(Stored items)
———

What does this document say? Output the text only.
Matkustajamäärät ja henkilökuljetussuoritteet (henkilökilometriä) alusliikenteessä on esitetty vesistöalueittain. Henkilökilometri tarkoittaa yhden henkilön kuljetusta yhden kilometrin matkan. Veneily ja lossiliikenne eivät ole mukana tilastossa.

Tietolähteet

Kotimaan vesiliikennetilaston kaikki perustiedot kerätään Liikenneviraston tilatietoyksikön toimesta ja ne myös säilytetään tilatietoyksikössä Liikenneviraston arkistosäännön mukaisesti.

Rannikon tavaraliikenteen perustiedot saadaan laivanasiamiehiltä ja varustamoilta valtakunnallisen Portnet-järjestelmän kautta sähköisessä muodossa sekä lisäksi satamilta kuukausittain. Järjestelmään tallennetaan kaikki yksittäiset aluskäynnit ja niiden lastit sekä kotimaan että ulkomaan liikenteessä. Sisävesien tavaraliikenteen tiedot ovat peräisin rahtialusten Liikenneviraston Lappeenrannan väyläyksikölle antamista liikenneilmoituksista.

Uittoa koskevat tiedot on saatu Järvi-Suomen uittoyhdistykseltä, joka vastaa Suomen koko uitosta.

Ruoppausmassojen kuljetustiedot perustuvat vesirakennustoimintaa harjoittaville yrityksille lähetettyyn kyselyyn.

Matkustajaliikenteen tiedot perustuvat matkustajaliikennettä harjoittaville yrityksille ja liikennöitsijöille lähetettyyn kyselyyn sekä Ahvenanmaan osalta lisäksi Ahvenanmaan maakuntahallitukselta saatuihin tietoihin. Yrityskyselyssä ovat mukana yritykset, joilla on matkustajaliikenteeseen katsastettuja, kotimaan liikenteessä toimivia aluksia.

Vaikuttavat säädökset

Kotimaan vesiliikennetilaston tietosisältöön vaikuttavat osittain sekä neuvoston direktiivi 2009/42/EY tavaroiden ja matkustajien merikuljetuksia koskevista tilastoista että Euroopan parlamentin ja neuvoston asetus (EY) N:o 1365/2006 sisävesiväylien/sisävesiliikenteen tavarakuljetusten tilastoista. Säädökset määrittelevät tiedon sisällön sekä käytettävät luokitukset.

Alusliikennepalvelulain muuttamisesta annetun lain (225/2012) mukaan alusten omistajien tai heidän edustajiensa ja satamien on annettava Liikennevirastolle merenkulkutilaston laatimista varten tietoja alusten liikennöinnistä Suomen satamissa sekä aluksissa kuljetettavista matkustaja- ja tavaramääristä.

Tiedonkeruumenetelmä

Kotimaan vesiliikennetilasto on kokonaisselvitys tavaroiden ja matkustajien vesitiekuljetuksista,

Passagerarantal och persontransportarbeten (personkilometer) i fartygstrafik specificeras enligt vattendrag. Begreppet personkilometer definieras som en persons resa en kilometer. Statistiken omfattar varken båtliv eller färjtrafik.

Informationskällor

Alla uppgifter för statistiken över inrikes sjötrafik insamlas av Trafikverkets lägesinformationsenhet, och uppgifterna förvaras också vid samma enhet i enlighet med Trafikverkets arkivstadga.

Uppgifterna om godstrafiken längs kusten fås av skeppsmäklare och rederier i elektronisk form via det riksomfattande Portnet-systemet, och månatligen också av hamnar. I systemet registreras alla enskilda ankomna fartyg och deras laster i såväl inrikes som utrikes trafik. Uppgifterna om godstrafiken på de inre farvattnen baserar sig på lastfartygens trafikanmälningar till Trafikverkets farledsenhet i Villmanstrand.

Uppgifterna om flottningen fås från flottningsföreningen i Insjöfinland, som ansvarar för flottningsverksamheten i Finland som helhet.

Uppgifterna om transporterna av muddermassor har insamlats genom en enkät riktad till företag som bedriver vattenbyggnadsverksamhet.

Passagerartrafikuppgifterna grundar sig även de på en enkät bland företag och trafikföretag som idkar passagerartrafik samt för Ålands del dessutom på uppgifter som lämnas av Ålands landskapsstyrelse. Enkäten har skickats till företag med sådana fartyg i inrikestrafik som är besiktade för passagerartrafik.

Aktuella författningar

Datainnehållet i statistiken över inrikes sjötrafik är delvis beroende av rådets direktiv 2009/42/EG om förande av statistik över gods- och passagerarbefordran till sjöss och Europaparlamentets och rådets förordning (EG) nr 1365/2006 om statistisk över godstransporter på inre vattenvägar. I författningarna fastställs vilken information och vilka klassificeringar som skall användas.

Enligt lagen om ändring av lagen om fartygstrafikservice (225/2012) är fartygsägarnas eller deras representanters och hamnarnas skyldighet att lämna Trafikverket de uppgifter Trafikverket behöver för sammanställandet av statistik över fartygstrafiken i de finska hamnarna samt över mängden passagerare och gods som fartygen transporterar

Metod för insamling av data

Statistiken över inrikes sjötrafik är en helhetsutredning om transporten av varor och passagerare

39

———

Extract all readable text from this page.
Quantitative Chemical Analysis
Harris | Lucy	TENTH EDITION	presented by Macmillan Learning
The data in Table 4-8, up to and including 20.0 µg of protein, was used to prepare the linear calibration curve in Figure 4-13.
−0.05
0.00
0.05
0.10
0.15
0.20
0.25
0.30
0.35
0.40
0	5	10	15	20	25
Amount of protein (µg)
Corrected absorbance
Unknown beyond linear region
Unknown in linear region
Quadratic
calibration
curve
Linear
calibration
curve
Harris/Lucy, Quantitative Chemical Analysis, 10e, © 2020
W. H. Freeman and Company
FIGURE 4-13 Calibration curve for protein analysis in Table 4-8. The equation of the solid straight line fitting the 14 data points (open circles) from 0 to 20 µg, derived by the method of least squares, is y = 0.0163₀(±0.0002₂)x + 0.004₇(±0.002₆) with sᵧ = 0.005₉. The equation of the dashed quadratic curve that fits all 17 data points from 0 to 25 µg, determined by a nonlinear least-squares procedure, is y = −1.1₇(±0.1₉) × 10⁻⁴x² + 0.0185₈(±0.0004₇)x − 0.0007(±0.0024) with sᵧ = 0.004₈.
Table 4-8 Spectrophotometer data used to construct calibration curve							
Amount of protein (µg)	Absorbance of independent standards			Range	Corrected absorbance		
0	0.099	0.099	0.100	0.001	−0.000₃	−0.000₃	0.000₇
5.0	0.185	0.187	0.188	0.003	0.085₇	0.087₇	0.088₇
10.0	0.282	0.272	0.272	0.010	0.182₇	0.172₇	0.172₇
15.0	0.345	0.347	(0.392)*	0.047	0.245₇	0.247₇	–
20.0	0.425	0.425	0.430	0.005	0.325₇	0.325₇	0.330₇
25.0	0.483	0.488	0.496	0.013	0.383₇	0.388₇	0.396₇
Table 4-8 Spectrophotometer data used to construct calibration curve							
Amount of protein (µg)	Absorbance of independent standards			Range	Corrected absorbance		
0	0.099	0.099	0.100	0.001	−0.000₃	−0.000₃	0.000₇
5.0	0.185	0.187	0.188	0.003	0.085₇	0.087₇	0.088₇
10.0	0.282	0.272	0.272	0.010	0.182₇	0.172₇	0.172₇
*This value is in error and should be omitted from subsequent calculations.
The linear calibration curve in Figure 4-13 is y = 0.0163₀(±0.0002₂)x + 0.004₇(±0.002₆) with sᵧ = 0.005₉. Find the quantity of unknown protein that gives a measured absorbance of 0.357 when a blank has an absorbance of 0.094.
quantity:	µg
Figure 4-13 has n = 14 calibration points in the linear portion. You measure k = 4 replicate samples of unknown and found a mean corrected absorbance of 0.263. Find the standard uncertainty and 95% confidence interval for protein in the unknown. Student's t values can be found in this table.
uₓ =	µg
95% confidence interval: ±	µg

———

> _About this exercise_
Search the entries for "Portnet" and copy each matching line.

> _Written solution_
Rannikon tavaraliikenteen perustiedot saadaan laivanasiamiehiltä ja varustamoilta valtakunnallisen Portnet-järjestelmän kautta sähköisessä muodossa sekä lisäksi satamilta kuukausittain. Järjestelmään tallennetaan kaikki yksittäiset aluskäynnit ja niiden lastit sekä kotimaan että ulkomaan liikenteessä. Sisävesien tavaraliikenteen tiedot ovat peräisin rahtialusten Liikenneviraston Lappeenrannan väyläyksikölle antamista liikenneilmoituksista.
Uppgifterna om godstrafiken längs kusten fås av skeppsmäklare och rederier i elektronisk form via det riksomfattande Portnet-systemet, och månatligen också av hamnar. I systemet registreras alla enskilda ankomna fartyg och deras laster i såväl inrikes som utrikes trafik. Uppgifterna om godstrafiken på de inre farvattnen baserar sig på lastfartygens trafikanmälningar till Trafikverkets farledsenhet i Villmanstrand.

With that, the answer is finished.